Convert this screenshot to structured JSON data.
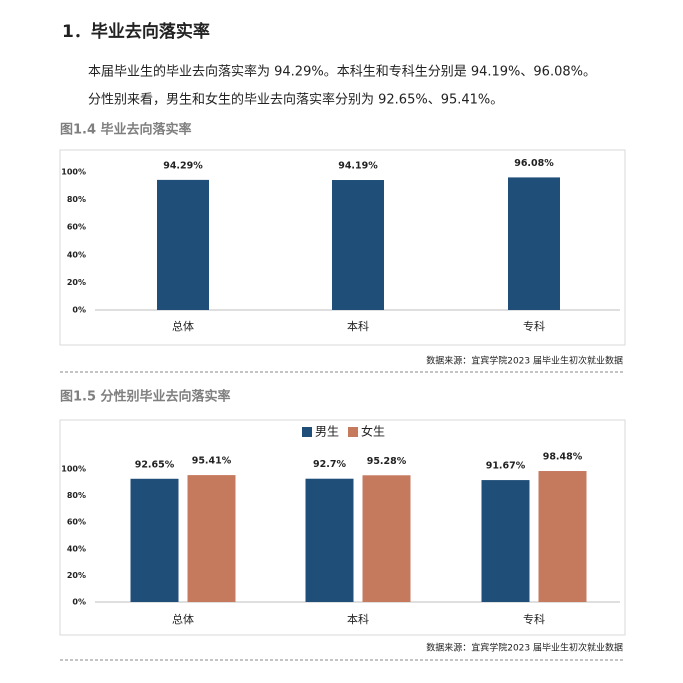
{
  "heading": "1．毕业去向落实率",
  "paragraphs": [
    "本届毕业生的毕业去向落实率为 94.29%。本科生和专科生分别是 94.19%、96.08%。",
    "分性别来看，男生和女生的毕业去向落实率分别为 92.65%、95.41%。"
  ],
  "chart_data": [
    {
      "type": "bar",
      "title": "图1.4 毕业去向落实率",
      "source": "数据来源：宜宾学院2023 届毕业生初次就业数据",
      "categories": [
        "总体",
        "本科",
        "专科"
      ],
      "values": [
        94.29,
        94.19,
        96.08
      ],
      "value_labels": [
        "94.29%",
        "94.19%",
        "96.08%"
      ],
      "color": "#1f4e79",
      "ylim": [
        0,
        100
      ],
      "yticks": [
        {
          "value": 0,
          "label": "0%"
        },
        {
          "value": 20,
          "label": "20%"
        },
        {
          "value": 40,
          "label": "40%"
        },
        {
          "value": 60,
          "label": "60%"
        },
        {
          "value": 80,
          "label": "80%"
        },
        {
          "value": 100,
          "label": "100%"
        }
      ],
      "grid": false
    },
    {
      "type": "grouped-bar",
      "title": "图1.5 分性别毕业去向落实率",
      "source": "数据来源：宜宾学院2023 届毕业生初次就业数据",
      "categories": [
        "总体",
        "本科",
        "专科"
      ],
      "series": [
        {
          "name": "男生",
          "color": "#1f4e79",
          "values": [
            92.65,
            92.7,
            91.67
          ],
          "value_labels": [
            "92.65%",
            "92.7%",
            "91.67%"
          ]
        },
        {
          "name": "女生",
          "color": "#c5795d",
          "values": [
            95.41,
            95.28,
            98.48
          ],
          "value_labels": [
            "95.41%",
            "95.28%",
            "98.48%"
          ]
        }
      ],
      "ylim": [
        0,
        100
      ],
      "yticks": [
        {
          "value": 0,
          "label": "0%"
        },
        {
          "value": 20,
          "label": "20%"
        },
        {
          "value": 40,
          "label": "40%"
        },
        {
          "value": 60,
          "label": "60%"
        },
        {
          "value": 80,
          "label": "80%"
        },
        {
          "value": 100,
          "label": "100%"
        }
      ],
      "grid": false,
      "legend": "top"
    }
  ]
}
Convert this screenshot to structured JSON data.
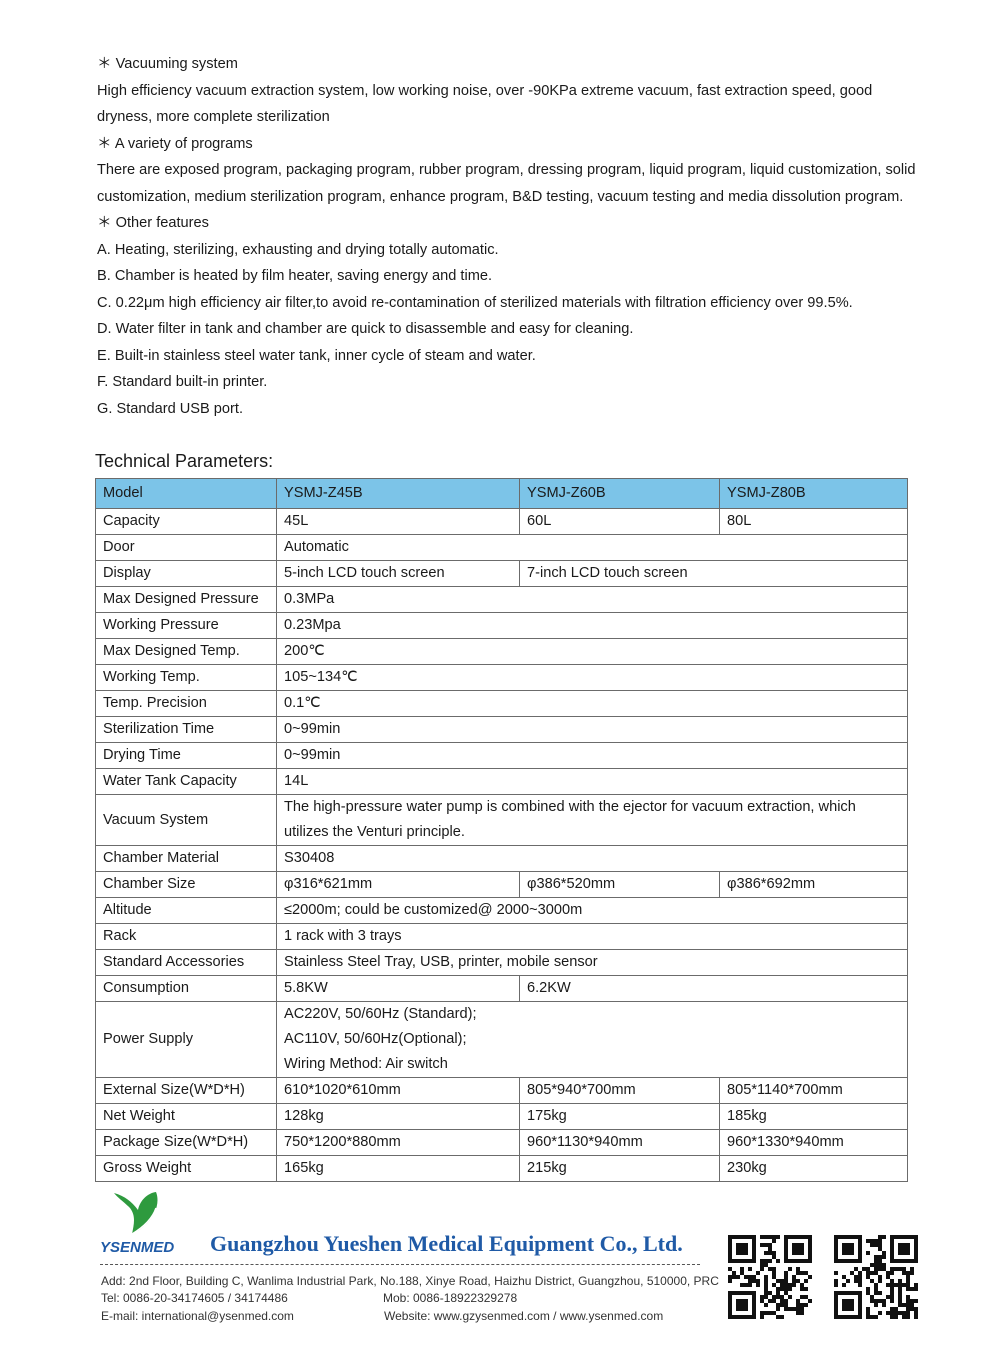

- WHAT YOU WILL DO -
Return the listing above in full and without alteration, excluding its pictures.

- COMPLETE OUTPUT -
Convert this screenshot to structured JSON data.
{
  "heading": "1．毕业去向落实率",
  "paragraphs": [
    "本届毕业生的毕业去向落实率为 94.29%。本科生和专科生分别是 94.19%、96.08%。",
    "分性别来看，男生和女生的毕业去向落实率分别为 92.65%、95.41%。"
  ],
  "chart_data": [
    {
      "type": "bar",
      "title": "图1.4 毕业去向落实率",
      "source": "数据来源：宜宾学院2023 届毕业生初次就业数据",
      "categories": [
        "总体",
        "本科",
        "专科"
      ],
      "values": [
        94.29,
        94.19,
        96.08
      ],
      "value_labels": [
        "94.29%",
        "94.19%",
        "96.08%"
      ],
      "color": "#1f4e79",
      "ylim": [
        0,
        100
      ],
      "yticks": [
        {
          "value": 0,
          "label": "0%"
        },
        {
          "value": 20,
          "label": "20%"
        },
        {
          "value": 40,
          "label": "40%"
        },
        {
          "value": 60,
          "label": "60%"
        },
        {
          "value": 80,
          "label": "80%"
        },
        {
          "value": 100,
          "label": "100%"
        }
      ],
      "grid": false
    },
    {
      "type": "grouped-bar",
      "title": "图1.5 分性别毕业去向落实率",
      "source": "数据来源：宜宾学院2023 届毕业生初次就业数据",
      "categories": [
        "总体",
        "本科",
        "专科"
      ],
      "series": [
        {
          "name": "男生",
          "color": "#1f4e79",
          "values": [
            92.65,
            92.7,
            91.67
          ],
          "value_labels": [
            "92.65%",
            "92.7%",
            "91.67%"
          ]
        },
        {
          "name": "女生",
          "color": "#c5795d",
          "values": [
            95.41,
            95.28,
            98.48
          ],
          "value_labels": [
            "95.41%",
            "95.28%",
            "98.48%"
          ]
        }
      ],
      "ylim": [
        0,
        100
      ],
      "yticks": [
        {
          "value": 0,
          "label": "0%"
        },
        {
          "value": 20,
          "label": "20%"
        },
        {
          "value": 40,
          "label": "40%"
        },
        {
          "value": 60,
          "label": "60%"
        },
        {
          "value": 80,
          "label": "80%"
        },
        {
          "value": 100,
          "label": "100%"
        }
      ],
      "grid": false,
      "legend": "top"
    }
  ]
}
Convert this screenshot to structured JSON data.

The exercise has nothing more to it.